▶ [OBJECTIVE]:
Pictures do not belong in the copy; quote every entry below exactly.

▶ [EXCERPTED RECORDS]:

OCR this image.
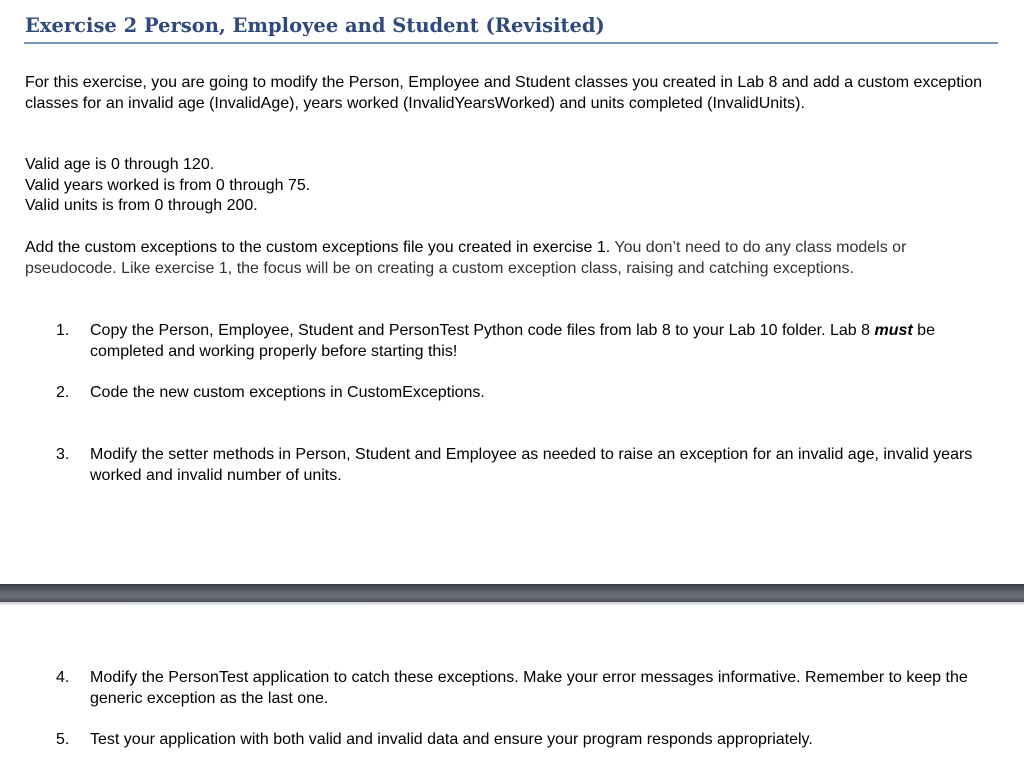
Exercise 2 Person, Employee and Student (Revisited)

For this exercise, you are going to modify the Person, Employee and Student classes you created in Lab 8 and add a custom exception classes for an invalid age (InvalidAge), years worked (InvalidYearsWorked) and units completed (InvalidUnits).

Valid age is 0 through 120.

Valid years worked is from 0 through 75.

Valid units is from 0 through 200.

Add the custom exceptions to the custom exceptions file you created in exercise 1. You don’t need to do any class models or pseudocode. Like exercise 1, the focus will be on creating a custom exception class, raising and catching exceptions.

1. Copy the Person, Employee, Student and PersonTest Python code files from lab 8 to your Lab 10 folder. Lab 8 must be completed and working properly before starting this!
2. Code the new custom exceptions in CustomExceptions.
3. Modify the setter methods in Person, Student and Employee as needed to raise an exception for an invalid age, invalid years worked and invalid number of units.
4. Modify the PersonTest application to catch these exceptions. Make your error messages informative. Remember to keep the generic exception as the last one.
5. Test your application with both valid and invalid data and ensure your program responds appropriately.
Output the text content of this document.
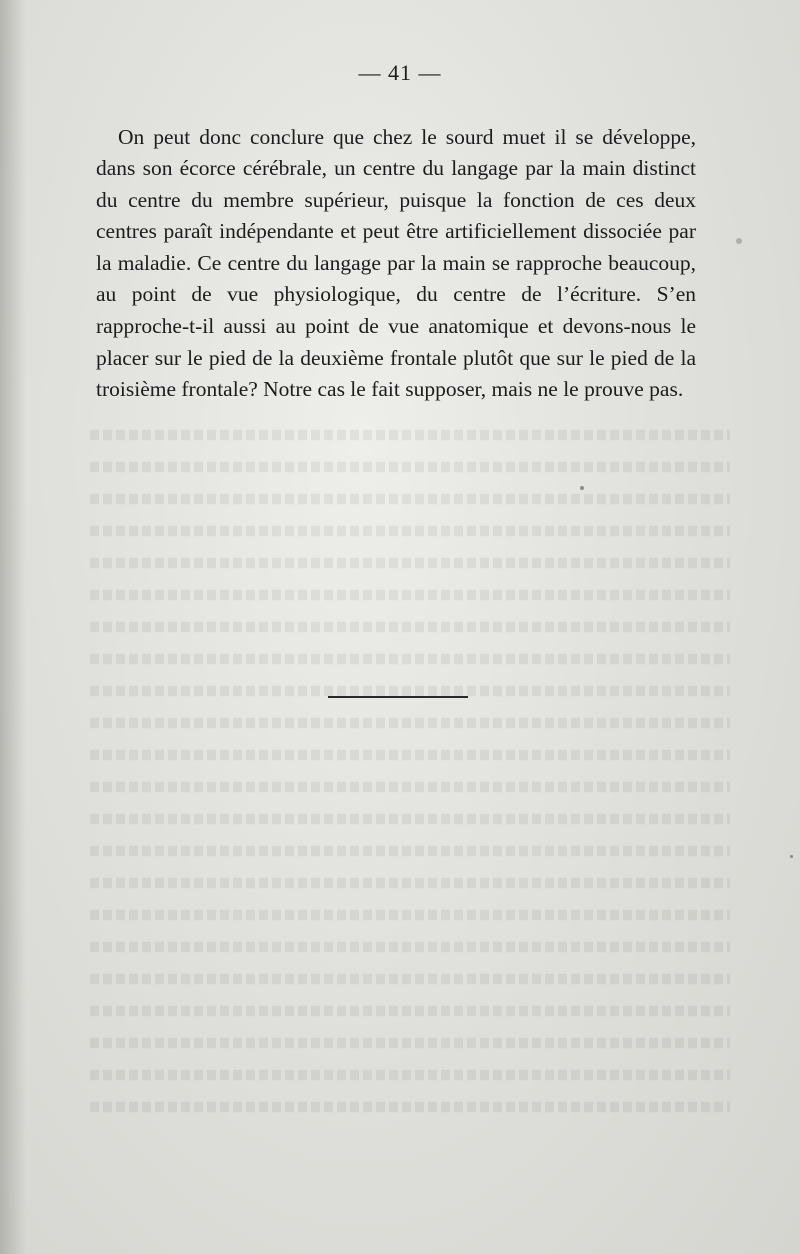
— 41 —

On peut donc conclure que chez le sourd muet il se développe, dans son écorce cérébrale, un centre du langage par la main distinct du centre du membre supérieur, puisque la fonction de ces deux centres paraît indépendante et peut être artificiellement dissociée par la maladie. Ce centre du langage par la main se rapproche beaucoup, au point de vue physiologique, du centre de l’écriture. S’en rapproche-t-il aussi au point de vue anatomique et devons-nous le placer sur le pied de la deuxième frontale plutôt que sur le pied de la troisième frontale? Notre cas le fait supposer, mais ne le prouve pas.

▶ [OUTPUT]:
OCR this image.
Exercise 2 Person, Employee and Student (Revisited)

For this exercise, you are going to modify the Person, Employee and Student classes you created in Lab 8 and add a custom exception classes for an invalid age (InvalidAge), years worked (InvalidYearsWorked) and units completed (InvalidUnits).

Valid age is 0 through 120.

Valid years worked is from 0 through 75.

Valid units is from 0 through 200.

Add the custom exceptions to the custom exceptions file you created in exercise 1. You don’t need to do any class models or pseudocode. Like exercise 1, the focus will be on creating a custom exception class, raising and catching exceptions.

1. Copy the Person, Employee, Student and PersonTest Python code files from lab 8 to your Lab 10 folder. Lab 8 must be completed and working properly before starting this!
2. Code the new custom exceptions in CustomExceptions.
3. Modify the setter methods in Person, Student and Employee as needed to raise an exception for an invalid age, invalid years worked and invalid number of units.
4. Modify the PersonTest application to catch these exceptions. Make your error messages informative. Remember to keep the generic exception as the last one.
5. Test your application with both valid and invalid data and ensure your program responds appropriately.
Output the text content of this document.
— 41 —

On peut donc conclure que chez le sourd muet il se développe, dans son écorce cérébrale, un centre du langage par la main distinct du centre du membre supérieur, puisque la fonction de ces deux centres paraît indépendante et peut être artificiellement dissociée par la maladie. Ce centre du langage par la main se rapproche beaucoup, au point de vue physiologique, du centre de l’écriture. S’en rapproche-t-il aussi au point de vue anatomique et devons-nous le placer sur le pied de la deuxième frontale plutôt que sur le pied de la troisième frontale? Notre cas le fait supposer, mais ne le prouve pas.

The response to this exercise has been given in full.